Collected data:

******************************

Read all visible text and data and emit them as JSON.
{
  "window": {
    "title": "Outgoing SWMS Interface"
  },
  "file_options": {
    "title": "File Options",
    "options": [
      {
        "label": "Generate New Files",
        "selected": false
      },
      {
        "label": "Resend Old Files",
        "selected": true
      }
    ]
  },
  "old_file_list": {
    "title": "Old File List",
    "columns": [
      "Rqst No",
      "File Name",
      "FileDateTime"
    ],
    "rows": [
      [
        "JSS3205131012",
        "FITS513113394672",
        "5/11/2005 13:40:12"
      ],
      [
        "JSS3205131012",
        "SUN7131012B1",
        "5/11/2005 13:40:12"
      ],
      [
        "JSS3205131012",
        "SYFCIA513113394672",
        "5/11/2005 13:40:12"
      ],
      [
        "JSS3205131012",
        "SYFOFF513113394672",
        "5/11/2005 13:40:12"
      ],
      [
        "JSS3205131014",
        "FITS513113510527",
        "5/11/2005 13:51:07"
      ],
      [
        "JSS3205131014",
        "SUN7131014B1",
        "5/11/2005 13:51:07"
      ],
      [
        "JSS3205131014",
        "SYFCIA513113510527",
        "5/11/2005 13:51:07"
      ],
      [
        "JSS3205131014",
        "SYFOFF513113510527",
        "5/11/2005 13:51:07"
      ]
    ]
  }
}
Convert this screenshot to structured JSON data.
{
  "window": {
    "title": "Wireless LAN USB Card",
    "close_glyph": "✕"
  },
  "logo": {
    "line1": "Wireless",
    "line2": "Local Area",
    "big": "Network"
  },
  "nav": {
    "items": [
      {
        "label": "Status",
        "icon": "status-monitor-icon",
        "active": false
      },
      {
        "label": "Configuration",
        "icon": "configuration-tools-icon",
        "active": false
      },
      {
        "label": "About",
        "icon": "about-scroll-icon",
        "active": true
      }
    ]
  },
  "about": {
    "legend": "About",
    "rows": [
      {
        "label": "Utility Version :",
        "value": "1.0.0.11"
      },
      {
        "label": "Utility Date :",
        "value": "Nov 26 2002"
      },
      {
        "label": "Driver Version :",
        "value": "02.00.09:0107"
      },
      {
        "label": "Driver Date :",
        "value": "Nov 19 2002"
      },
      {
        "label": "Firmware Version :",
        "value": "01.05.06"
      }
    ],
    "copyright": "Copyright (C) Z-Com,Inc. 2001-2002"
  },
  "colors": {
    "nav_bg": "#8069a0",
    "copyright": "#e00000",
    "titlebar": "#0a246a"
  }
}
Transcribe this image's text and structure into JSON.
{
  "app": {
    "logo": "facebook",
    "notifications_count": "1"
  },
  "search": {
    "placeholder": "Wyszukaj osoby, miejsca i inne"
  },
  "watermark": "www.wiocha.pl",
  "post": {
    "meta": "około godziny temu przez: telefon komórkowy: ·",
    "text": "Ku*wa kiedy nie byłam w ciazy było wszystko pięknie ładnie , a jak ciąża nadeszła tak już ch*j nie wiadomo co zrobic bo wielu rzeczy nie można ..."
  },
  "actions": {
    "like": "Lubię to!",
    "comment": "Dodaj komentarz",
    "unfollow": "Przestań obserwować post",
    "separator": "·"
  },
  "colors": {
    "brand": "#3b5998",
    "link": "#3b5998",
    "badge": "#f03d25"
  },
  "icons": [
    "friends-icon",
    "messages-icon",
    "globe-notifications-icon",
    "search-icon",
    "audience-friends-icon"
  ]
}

******************************

Out of the material above, gather each line where "Files" appears.

Complete answer.
        "label": "Generate New Files",
        "label": "Resend Old Files",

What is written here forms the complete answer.